### SHORT EXERCISE
Print every record below exactly as written.

***** STORED RECORDS *****

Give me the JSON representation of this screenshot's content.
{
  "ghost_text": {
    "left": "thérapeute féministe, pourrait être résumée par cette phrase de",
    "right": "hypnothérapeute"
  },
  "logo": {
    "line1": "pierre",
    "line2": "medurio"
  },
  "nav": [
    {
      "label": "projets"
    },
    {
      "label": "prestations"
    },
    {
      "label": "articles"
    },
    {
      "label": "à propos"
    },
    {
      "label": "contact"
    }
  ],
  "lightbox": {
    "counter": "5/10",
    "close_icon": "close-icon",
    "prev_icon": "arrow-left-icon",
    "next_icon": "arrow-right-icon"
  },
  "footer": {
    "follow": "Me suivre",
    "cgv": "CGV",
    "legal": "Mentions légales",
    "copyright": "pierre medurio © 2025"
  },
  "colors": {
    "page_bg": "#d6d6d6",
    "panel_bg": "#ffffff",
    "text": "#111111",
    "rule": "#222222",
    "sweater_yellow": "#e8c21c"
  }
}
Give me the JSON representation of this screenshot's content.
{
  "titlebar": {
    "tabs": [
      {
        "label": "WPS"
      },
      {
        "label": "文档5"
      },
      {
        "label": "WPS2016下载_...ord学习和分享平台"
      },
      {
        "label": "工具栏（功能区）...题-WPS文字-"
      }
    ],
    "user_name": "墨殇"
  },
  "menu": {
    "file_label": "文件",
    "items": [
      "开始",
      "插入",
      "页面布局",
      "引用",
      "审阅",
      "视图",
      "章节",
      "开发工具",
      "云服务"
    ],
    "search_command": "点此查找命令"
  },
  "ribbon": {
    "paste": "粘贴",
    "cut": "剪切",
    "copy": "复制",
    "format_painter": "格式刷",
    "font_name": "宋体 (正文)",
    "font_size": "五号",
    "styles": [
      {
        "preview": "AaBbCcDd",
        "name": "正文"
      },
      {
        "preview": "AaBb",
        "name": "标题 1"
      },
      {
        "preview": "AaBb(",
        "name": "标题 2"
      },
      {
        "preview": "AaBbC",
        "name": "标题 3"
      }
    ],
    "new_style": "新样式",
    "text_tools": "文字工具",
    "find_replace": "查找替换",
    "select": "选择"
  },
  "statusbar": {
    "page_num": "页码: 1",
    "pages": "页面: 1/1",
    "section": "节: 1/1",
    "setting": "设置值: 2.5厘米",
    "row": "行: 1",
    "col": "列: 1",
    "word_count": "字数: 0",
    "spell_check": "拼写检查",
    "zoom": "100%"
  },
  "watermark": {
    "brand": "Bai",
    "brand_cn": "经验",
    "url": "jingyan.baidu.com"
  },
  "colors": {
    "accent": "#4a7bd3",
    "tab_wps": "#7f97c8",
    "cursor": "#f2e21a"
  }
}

*****

### COMPLETE OUTPUT
Give me the JSON representation of this screenshot's content.
{
  "ghost_text": {
    "left": "thérapeute féministe, pourrait être résumée par cette phrase de",
    "right": "hypnothérapeute"
  },
  "logo": {
    "line1": "pierre",
    "line2": "medurio"
  },
  "nav": [
    {
      "label": "projets"
    },
    {
      "label": "prestations"
    },
    {
      "label": "articles"
    },
    {
      "label": "à propos"
    },
    {
      "label": "contact"
    }
  ],
  "lightbox": {
    "counter": "5/10",
    "close_icon": "close-icon",
    "prev_icon": "arrow-left-icon",
    "next_icon": "arrow-right-icon"
  },
  "footer": {
    "follow": "Me suivre",
    "cgv": "CGV",
    "legal": "Mentions légales",
    "copyright": "pierre medurio © 2025"
  },
  "colors": {
    "page_bg": "#d6d6d6",
    "panel_bg": "#ffffff",
    "text": "#111111",
    "rule": "#222222",
    "sweater_yellow": "#e8c21c"
  }
}
Give me the JSON representation of this screenshot's content.
{
  "titlebar": {
    "tabs": [
      {
        "label": "WPS"
      },
      {
        "label": "文档5"
      },
      {
        "label": "WPS2016下载_...ord学习和分享平台"
      },
      {
        "label": "工具栏（功能区）...题-WPS文字-"
      }
    ],
    "user_name": "墨殇"
  },
  "menu": {
    "file_label": "文件",
    "items": [
      "开始",
      "插入",
      "页面布局",
      "引用",
      "审阅",
      "视图",
      "章节",
      "开发工具",
      "云服务"
    ],
    "search_command": "点此查找命令"
  },
  "ribbon": {
    "paste": "粘贴",
    "cut": "剪切",
    "copy": "复制",
    "format_painter": "格式刷",
    "font_name": "宋体 (正文)",
    "font_size": "五号",
    "styles": [
      {
        "preview": "AaBbCcDd",
        "name": "正文"
      },
      {
        "preview": "AaBb",
        "name": "标题 1"
      },
      {
        "preview": "AaBb(",
        "name": "标题 2"
      },
      {
        "preview": "AaBbC",
        "name": "标题 3"
      }
    ],
    "new_style": "新样式",
    "text_tools": "文字工具",
    "find_replace": "查找替换",
    "select": "选择"
  },
  "statusbar": {
    "page_num": "页码: 1",
    "pages": "页面: 1/1",
    "section": "节: 1/1",
    "setting": "设置值: 2.5厘米",
    "row": "行: 1",
    "col": "列: 1",
    "word_count": "字数: 0",
    "spell_check": "拼写检查",
    "zoom": "100%"
  },
  "watermark": {
    "brand": "Bai",
    "brand_cn": "经验",
    "url": "jingyan.baidu.com"
  },
  "colors": {
    "accent": "#4a7bd3",
    "tab_wps": "#7f97c8",
    "cursor": "#f2e21a"
  }
}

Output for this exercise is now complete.